» Exercise brief
Where does the string "electronic" appear in the records? Copy every line that contains it.

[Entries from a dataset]
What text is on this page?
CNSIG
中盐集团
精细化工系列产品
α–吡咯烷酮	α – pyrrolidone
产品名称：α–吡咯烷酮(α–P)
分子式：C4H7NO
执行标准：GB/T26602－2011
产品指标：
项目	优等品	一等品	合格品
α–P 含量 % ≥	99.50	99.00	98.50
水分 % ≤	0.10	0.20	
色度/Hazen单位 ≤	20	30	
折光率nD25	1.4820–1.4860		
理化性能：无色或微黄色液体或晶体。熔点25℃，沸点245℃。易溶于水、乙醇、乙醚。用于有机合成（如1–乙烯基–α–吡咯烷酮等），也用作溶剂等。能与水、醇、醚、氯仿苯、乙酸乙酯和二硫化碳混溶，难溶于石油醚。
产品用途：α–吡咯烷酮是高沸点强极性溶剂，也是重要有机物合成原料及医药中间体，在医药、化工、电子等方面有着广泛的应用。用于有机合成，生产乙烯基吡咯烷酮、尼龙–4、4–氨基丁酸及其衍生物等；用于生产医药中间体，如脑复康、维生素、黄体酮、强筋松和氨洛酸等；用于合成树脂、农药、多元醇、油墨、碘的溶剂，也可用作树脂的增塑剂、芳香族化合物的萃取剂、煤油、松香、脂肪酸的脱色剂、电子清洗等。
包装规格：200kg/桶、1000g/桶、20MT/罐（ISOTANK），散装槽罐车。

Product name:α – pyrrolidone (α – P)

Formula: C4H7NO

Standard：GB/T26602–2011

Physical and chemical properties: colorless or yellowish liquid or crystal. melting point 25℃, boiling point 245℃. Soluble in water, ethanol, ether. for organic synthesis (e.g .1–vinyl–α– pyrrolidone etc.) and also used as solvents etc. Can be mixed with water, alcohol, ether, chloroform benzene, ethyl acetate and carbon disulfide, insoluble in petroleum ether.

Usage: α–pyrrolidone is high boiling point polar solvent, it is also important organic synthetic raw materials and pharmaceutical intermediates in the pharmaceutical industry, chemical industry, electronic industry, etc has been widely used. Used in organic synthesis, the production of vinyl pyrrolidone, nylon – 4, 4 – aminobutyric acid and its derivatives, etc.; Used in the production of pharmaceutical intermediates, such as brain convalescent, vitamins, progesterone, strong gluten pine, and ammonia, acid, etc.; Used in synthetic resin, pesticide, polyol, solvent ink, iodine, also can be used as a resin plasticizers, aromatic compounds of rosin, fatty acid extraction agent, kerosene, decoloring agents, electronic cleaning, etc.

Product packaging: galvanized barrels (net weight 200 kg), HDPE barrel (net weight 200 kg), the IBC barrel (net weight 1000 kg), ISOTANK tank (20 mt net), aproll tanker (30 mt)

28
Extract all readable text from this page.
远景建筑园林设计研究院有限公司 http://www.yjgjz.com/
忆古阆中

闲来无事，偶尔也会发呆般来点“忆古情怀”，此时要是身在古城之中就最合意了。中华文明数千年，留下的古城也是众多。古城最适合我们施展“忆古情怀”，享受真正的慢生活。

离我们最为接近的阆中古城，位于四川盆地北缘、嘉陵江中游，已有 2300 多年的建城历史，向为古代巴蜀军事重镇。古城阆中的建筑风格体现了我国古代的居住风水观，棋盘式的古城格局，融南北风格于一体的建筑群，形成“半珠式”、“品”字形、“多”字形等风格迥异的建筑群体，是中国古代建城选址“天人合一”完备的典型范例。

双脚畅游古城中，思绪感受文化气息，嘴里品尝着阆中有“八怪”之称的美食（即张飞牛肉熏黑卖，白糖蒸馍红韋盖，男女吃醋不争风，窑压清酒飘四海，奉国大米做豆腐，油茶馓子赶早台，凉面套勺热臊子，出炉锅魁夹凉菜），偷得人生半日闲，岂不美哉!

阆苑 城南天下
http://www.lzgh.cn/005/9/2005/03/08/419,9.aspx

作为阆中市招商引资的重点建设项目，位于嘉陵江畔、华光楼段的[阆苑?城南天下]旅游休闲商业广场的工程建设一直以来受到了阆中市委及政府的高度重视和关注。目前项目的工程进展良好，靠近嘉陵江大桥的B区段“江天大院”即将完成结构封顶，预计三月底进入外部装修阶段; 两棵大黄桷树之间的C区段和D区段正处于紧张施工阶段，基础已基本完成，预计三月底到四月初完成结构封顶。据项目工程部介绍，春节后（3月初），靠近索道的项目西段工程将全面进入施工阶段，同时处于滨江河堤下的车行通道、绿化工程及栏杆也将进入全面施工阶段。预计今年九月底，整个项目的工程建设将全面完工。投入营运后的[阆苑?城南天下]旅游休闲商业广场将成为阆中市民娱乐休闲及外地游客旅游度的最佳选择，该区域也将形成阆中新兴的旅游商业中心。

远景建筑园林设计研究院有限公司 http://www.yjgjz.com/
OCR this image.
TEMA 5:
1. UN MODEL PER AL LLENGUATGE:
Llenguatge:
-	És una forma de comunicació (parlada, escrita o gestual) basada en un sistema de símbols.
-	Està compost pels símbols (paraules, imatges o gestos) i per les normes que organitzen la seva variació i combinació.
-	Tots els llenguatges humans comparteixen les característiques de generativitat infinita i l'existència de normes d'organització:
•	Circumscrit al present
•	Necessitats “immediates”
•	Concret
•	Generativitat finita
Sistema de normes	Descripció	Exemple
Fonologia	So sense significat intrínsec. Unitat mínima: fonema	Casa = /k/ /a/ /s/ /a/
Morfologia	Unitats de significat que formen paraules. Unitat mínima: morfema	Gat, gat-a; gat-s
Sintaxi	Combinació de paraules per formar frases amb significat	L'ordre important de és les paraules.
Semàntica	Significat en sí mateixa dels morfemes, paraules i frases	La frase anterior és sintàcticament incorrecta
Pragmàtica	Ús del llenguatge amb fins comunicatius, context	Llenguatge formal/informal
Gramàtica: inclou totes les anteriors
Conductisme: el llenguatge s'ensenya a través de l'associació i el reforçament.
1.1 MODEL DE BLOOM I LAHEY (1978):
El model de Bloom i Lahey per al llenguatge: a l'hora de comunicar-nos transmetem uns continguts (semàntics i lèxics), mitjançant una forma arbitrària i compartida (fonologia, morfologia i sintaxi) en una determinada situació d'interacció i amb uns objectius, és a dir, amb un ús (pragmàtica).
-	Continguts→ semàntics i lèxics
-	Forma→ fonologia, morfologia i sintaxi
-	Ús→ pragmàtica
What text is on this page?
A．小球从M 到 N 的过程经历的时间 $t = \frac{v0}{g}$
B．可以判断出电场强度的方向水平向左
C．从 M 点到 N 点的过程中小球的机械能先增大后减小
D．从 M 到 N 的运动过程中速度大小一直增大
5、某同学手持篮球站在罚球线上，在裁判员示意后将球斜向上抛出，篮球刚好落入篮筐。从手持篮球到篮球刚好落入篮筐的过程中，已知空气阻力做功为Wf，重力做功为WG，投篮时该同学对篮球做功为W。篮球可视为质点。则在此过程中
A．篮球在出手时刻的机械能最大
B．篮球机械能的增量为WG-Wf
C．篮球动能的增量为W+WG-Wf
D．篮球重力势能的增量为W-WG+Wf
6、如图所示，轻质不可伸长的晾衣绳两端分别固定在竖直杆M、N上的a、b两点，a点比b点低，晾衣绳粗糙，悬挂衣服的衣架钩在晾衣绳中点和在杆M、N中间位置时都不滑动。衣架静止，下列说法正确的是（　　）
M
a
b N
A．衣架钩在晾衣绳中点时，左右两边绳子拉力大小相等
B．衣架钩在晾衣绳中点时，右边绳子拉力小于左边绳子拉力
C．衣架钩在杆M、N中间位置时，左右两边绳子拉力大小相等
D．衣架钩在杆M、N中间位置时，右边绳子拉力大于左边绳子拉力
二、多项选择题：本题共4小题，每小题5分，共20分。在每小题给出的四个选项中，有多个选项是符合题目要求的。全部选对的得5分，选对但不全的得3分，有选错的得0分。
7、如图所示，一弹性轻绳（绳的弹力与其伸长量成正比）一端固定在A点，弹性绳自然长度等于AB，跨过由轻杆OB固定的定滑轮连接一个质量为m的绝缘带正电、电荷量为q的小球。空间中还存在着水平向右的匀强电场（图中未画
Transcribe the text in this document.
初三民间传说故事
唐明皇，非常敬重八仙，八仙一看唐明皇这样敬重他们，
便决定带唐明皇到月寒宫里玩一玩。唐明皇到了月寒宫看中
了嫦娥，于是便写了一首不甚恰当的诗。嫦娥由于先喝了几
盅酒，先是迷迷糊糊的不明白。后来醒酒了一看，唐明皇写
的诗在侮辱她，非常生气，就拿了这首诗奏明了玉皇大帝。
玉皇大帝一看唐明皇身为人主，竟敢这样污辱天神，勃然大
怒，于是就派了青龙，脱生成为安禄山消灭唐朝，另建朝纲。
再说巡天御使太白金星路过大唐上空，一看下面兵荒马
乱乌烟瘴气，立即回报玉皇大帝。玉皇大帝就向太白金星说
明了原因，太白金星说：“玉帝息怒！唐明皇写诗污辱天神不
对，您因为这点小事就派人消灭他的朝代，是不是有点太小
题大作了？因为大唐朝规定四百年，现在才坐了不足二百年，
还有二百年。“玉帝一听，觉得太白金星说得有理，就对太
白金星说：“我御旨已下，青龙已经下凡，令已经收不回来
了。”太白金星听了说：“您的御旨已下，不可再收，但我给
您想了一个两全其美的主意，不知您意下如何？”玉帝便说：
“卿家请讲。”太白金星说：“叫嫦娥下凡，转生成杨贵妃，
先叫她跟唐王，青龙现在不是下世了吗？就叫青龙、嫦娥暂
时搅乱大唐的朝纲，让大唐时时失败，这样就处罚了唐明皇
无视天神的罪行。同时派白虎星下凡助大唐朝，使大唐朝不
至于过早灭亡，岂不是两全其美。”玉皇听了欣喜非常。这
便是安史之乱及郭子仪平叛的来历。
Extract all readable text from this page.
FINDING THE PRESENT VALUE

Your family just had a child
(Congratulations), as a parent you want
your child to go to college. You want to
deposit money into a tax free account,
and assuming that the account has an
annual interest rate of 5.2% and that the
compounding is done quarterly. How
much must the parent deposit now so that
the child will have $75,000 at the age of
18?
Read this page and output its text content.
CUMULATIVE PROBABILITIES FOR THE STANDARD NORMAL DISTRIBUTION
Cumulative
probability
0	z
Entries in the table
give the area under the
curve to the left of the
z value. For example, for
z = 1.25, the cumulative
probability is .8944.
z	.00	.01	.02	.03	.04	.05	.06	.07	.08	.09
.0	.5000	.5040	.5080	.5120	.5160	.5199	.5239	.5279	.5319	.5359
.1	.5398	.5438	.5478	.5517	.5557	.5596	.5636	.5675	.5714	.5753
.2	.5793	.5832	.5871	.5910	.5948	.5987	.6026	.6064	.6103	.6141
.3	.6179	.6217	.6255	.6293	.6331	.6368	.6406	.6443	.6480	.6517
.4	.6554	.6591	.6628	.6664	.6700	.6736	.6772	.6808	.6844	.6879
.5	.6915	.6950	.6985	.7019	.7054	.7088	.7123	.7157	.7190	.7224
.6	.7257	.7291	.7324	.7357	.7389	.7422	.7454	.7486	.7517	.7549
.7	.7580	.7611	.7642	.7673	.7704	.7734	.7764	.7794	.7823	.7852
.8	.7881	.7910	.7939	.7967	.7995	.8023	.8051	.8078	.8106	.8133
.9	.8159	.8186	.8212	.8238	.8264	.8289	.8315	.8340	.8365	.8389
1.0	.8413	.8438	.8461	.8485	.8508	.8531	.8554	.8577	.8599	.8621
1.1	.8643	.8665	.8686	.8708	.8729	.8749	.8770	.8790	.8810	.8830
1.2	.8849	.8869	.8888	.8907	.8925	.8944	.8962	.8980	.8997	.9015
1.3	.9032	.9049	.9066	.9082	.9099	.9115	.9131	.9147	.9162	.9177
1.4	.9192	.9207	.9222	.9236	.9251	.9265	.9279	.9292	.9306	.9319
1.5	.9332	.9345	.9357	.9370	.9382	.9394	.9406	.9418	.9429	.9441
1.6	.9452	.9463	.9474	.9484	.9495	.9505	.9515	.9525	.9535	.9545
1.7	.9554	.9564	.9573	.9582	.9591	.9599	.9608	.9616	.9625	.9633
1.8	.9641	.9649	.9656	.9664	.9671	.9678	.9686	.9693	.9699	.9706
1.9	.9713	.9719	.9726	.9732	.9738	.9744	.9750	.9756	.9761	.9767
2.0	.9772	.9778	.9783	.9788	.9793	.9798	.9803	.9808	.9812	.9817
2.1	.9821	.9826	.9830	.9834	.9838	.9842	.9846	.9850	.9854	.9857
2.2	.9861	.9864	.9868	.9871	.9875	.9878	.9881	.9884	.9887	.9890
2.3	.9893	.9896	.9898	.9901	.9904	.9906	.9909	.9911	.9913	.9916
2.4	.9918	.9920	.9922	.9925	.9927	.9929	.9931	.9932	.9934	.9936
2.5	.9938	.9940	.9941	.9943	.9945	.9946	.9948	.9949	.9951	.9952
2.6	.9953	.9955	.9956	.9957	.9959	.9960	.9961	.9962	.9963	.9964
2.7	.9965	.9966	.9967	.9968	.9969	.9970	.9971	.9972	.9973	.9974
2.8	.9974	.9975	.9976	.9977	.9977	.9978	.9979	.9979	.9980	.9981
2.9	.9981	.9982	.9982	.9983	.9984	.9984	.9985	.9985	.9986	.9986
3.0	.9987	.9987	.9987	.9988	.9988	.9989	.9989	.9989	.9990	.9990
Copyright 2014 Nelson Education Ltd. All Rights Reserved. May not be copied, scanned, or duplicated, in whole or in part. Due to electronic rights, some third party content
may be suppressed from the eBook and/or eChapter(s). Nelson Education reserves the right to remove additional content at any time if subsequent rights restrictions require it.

» Output
Usage: α–pyrrolidone is high boiling point polar solvent, it is also important organic synthetic raw materials and pharmaceutical intermediates in the pharmaceutical industry, chemical industry, electronic industry, etc has been widely used. Used in organic synthesis, the production of vinyl pyrrolidone, nylon – 4, 4 – aminobutyric acid and its derivatives, etc.; Used in the production of pharmaceutical intermediates, such as brain convalescent, vitamins, progesterone, strong gluten pine, and ammonia, acid, etc.; Used in synthetic resin, pesticide, polyol, solvent ink, iodine, also can be used as a resin plasticizers, aromatic compounds of rosin, fatty acid extraction agent, kerosene, decoloring agents, electronic cleaning, etc.
Copyright 2014 Nelson Education Ltd. All Rights Reserved. May not be copied, scanned, or duplicated, in whole or in part. Due to electronic rights, some third party content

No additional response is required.